# [OBJECTIVE]
Quote the data below in full, please, without altering anything.

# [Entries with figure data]
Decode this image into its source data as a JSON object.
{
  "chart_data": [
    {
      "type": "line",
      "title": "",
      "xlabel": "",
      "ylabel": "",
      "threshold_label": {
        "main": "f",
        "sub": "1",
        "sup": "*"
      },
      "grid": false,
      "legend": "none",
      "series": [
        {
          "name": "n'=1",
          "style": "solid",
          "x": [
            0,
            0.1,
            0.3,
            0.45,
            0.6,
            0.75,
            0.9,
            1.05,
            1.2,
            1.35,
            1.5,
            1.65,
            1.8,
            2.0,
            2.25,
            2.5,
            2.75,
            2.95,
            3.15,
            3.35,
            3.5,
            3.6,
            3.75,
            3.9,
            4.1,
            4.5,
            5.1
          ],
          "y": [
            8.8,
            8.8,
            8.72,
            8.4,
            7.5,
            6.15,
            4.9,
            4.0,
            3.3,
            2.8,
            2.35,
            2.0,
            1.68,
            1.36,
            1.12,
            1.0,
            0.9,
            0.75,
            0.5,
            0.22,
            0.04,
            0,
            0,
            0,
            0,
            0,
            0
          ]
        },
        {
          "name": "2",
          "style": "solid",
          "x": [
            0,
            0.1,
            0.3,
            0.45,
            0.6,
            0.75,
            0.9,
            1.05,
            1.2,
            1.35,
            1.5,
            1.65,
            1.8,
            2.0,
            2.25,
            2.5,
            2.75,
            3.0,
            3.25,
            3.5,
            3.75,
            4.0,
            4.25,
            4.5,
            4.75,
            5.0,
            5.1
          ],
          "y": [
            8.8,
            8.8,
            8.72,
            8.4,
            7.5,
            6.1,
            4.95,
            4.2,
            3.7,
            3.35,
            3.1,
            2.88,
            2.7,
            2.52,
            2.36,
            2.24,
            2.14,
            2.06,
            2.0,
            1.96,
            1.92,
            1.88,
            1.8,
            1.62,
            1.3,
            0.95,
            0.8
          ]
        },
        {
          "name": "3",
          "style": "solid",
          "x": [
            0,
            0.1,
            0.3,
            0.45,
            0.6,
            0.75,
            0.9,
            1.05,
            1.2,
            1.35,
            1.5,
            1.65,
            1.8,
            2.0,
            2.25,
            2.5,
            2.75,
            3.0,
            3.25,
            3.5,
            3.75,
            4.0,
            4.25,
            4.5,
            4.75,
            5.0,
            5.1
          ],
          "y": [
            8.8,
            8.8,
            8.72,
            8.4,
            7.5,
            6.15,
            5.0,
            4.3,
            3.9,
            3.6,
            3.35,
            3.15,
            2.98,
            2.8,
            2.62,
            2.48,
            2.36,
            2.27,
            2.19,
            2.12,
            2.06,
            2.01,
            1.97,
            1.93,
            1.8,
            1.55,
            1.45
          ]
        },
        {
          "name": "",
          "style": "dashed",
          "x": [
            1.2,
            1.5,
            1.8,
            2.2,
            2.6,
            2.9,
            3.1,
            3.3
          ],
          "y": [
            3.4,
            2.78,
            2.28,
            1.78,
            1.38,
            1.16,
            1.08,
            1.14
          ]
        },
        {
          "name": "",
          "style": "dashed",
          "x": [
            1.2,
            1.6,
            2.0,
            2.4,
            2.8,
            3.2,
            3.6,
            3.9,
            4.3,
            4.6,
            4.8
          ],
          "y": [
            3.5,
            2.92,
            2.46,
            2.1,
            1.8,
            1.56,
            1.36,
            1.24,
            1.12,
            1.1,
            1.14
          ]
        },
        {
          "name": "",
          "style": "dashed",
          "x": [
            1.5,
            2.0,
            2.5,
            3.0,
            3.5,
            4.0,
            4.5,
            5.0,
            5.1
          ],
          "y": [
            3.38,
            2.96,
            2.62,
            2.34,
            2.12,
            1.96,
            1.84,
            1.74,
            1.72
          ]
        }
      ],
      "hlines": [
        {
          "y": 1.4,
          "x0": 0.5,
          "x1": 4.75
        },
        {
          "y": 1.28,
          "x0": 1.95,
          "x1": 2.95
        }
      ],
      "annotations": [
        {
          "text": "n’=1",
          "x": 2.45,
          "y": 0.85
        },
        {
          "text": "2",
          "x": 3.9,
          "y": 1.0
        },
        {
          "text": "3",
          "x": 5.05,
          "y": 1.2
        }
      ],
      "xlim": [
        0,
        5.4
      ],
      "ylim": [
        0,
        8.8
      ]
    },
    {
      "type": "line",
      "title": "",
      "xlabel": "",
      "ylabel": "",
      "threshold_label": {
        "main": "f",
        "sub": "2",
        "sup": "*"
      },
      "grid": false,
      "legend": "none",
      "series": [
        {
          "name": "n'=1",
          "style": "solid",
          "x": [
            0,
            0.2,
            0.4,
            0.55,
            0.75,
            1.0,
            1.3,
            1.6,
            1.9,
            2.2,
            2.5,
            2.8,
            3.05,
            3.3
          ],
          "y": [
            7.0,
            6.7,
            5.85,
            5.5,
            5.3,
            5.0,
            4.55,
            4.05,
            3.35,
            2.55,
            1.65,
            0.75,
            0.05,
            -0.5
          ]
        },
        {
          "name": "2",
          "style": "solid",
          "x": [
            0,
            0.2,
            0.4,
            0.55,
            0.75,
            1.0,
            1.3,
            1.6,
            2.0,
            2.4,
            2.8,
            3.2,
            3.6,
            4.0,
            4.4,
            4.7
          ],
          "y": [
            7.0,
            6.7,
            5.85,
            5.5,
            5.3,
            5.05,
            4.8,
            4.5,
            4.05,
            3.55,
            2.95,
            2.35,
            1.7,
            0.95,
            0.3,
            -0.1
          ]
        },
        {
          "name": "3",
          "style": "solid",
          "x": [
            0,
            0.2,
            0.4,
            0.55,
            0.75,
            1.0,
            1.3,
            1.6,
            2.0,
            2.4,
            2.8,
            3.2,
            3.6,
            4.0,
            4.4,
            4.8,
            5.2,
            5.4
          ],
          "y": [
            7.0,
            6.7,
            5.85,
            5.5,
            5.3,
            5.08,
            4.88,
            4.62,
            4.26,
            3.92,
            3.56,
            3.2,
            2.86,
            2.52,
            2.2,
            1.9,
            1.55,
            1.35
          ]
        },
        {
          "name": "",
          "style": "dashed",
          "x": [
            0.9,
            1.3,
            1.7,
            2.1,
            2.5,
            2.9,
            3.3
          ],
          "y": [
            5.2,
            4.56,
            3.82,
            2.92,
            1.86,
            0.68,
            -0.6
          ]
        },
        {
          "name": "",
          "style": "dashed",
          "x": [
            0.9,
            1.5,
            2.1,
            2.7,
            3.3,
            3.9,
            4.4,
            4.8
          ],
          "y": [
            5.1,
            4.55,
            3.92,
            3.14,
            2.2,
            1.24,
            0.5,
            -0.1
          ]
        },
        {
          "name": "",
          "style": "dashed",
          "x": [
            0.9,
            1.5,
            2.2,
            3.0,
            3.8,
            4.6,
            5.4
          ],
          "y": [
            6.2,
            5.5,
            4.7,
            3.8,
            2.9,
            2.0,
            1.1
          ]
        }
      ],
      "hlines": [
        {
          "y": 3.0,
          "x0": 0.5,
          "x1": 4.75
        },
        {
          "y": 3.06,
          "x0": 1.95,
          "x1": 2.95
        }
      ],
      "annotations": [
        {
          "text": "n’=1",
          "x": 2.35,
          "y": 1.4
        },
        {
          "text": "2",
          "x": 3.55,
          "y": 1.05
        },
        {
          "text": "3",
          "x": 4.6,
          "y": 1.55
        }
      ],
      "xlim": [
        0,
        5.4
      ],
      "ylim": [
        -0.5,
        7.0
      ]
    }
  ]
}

# [SOLUTION TO THIS PROBLEM]
Decode this image into its source data as a JSON object.
{
  "chart_data": [
    {
      "type": "line",
      "title": "",
      "xlabel": "",
      "ylabel": "",
      "threshold_label": {
        "main": "f",
        "sub": "1",
        "sup": "*"
      },
      "grid": false,
      "legend": "none",
      "series": [
        {
          "name": "n'=1",
          "style": "solid",
          "x": [
            0,
            0.1,
            0.3,
            0.45,
            0.6,
            0.75,
            0.9,
            1.05,
            1.2,
            1.35,
            1.5,
            1.65,
            1.8,
            2.0,
            2.25,
            2.5,
            2.75,
            2.95,
            3.15,
            3.35,
            3.5,
            3.6,
            3.75,
            3.9,
            4.1,
            4.5,
            5.1
          ],
          "y": [
            8.8,
            8.8,
            8.72,
            8.4,
            7.5,
            6.15,
            4.9,
            4.0,
            3.3,
            2.8,
            2.35,
            2.0,
            1.68,
            1.36,
            1.12,
            1.0,
            0.9,
            0.75,
            0.5,
            0.22,
            0.04,
            0,
            0,
            0,
            0,
            0,
            0
          ]
        },
        {
          "name": "2",
          "style": "solid",
          "x": [
            0,
            0.1,
            0.3,
            0.45,
            0.6,
            0.75,
            0.9,
            1.05,
            1.2,
            1.35,
            1.5,
            1.65,
            1.8,
            2.0,
            2.25,
            2.5,
            2.75,
            3.0,
            3.25,
            3.5,
            3.75,
            4.0,
            4.25,
            4.5,
            4.75,
            5.0,
            5.1
          ],
          "y": [
            8.8,
            8.8,
            8.72,
            8.4,
            7.5,
            6.1,
            4.95,
            4.2,
            3.7,
            3.35,
            3.1,
            2.88,
            2.7,
            2.52,
            2.36,
            2.24,
            2.14,
            2.06,
            2.0,
            1.96,
            1.92,
            1.88,
            1.8,
            1.62,
            1.3,
            0.95,
            0.8
          ]
        },
        {
          "name": "3",
          "style": "solid",
          "x": [
            0,
            0.1,
            0.3,
            0.45,
            0.6,
            0.75,
            0.9,
            1.05,
            1.2,
            1.35,
            1.5,
            1.65,
            1.8,
            2.0,
            2.25,
            2.5,
            2.75,
            3.0,
            3.25,
            3.5,
            3.75,
            4.0,
            4.25,
            4.5,
            4.75,
            5.0,
            5.1
          ],
          "y": [
            8.8,
            8.8,
            8.72,
            8.4,
            7.5,
            6.15,
            5.0,
            4.3,
            3.9,
            3.6,
            3.35,
            3.15,
            2.98,
            2.8,
            2.62,
            2.48,
            2.36,
            2.27,
            2.19,
            2.12,
            2.06,
            2.01,
            1.97,
            1.93,
            1.8,
            1.55,
            1.45
          ]
        },
        {
          "name": "",
          "style": "dashed",
          "x": [
            1.2,
            1.5,
            1.8,
            2.2,
            2.6,
            2.9,
            3.1,
            3.3
          ],
          "y": [
            3.4,
            2.78,
            2.28,
            1.78,
            1.38,
            1.16,
            1.08,
            1.14
          ]
        },
        {
          "name": "",
          "style": "dashed",
          "x": [
            1.2,
            1.6,
            2.0,
            2.4,
            2.8,
            3.2,
            3.6,
            3.9,
            4.3,
            4.6,
            4.8
          ],
          "y": [
            3.5,
            2.92,
            2.46,
            2.1,
            1.8,
            1.56,
            1.36,
            1.24,
            1.12,
            1.1,
            1.14
          ]
        },
        {
          "name": "",
          "style": "dashed",
          "x": [
            1.5,
            2.0,
            2.5,
            3.0,
            3.5,
            4.0,
            4.5,
            5.0,
            5.1
          ],
          "y": [
            3.38,
            2.96,
            2.62,
            2.34,
            2.12,
            1.96,
            1.84,
            1.74,
            1.72
          ]
        }
      ],
      "hlines": [
        {
          "y": 1.4,
          "x0": 0.5,
          "x1": 4.75
        },
        {
          "y": 1.28,
          "x0": 1.95,
          "x1": 2.95
        }
      ],
      "annotations": [
        {
          "text": "n’=1",
          "x": 2.45,
          "y": 0.85
        },
        {
          "text": "2",
          "x": 3.9,
          "y": 1.0
        },
        {
          "text": "3",
          "x": 5.05,
          "y": 1.2
        }
      ],
      "xlim": [
        0,
        5.4
      ],
      "ylim": [
        0,
        8.8
      ]
    },
    {
      "type": "line",
      "title": "",
      "xlabel": "",
      "ylabel": "",
      "threshold_label": {
        "main": "f",
        "sub": "2",
        "sup": "*"
      },
      "grid": false,
      "legend": "none",
      "series": [
        {
          "name": "n'=1",
          "style": "solid",
          "x": [
            0,
            0.2,
            0.4,
            0.55,
            0.75,
            1.0,
            1.3,
            1.6,
            1.9,
            2.2,
            2.5,
            2.8,
            3.05,
            3.3
          ],
          "y": [
            7.0,
            6.7,
            5.85,
            5.5,
            5.3,
            5.0,
            4.55,
            4.05,
            3.35,
            2.55,
            1.65,
            0.75,
            0.05,
            -0.5
          ]
        },
        {
          "name": "2",
          "style": "solid",
          "x": [
            0,
            0.2,
            0.4,
            0.55,
            0.75,
            1.0,
            1.3,
            1.6,
            2.0,
            2.4,
            2.8,
            3.2,
            3.6,
            4.0,
            4.4,
            4.7
          ],
          "y": [
            7.0,
            6.7,
            5.85,
            5.5,
            5.3,
            5.05,
            4.8,
            4.5,
            4.05,
            3.55,
            2.95,
            2.35,
            1.7,
            0.95,
            0.3,
            -0.1
          ]
        },
        {
          "name": "3",
          "style": "solid",
          "x": [
            0,
            0.2,
            0.4,
            0.55,
            0.75,
            1.0,
            1.3,
            1.6,
            2.0,
            2.4,
            2.8,
            3.2,
            3.6,
            4.0,
            4.4,
            4.8,
            5.2,
            5.4
          ],
          "y": [
            7.0,
            6.7,
            5.85,
            5.5,
            5.3,
            5.08,
            4.88,
            4.62,
            4.26,
            3.92,
            3.56,
            3.2,
            2.86,
            2.52,
            2.2,
            1.9,
            1.55,
            1.35
          ]
        },
        {
          "name": "",
          "style": "dashed",
          "x": [
            0.9,
            1.3,
            1.7,
            2.1,
            2.5,
            2.9,
            3.3
          ],
          "y": [
            5.2,
            4.56,
            3.82,
            2.92,
            1.86,
            0.68,
            -0.6
          ]
        },
        {
          "name": "",
          "style": "dashed",
          "x": [
            0.9,
            1.5,
            2.1,
            2.7,
            3.3,
            3.9,
            4.4,
            4.8
          ],
          "y": [
            5.1,
            4.55,
            3.92,
            3.14,
            2.2,
            1.24,
            0.5,
            -0.1
          ]
        },
        {
          "name": "",
          "style": "dashed",
          "x": [
            0.9,
            1.5,
            2.2,
            3.0,
            3.8,
            4.6,
            5.4
          ],
          "y": [
            6.2,
            5.5,
            4.7,
            3.8,
            2.9,
            2.0,
            1.1
          ]
        }
      ],
      "hlines": [
        {
          "y": 3.0,
          "x0": 0.5,
          "x1": 4.75
        },
        {
          "y": 3.06,
          "x0": 1.95,
          "x1": 2.95
        }
      ],
      "annotations": [
        {
          "text": "n’=1",
          "x": 2.35,
          "y": 1.4
        },
        {
          "text": "2",
          "x": 3.55,
          "y": 1.05
        },
        {
          "text": "3",
          "x": 4.6,
          "y": 1.55
        }
      ],
      "xlim": [
        0,
        5.4
      ],
      "ylim": [
        -0.5,
        7.0
      ]
    }
  ]
}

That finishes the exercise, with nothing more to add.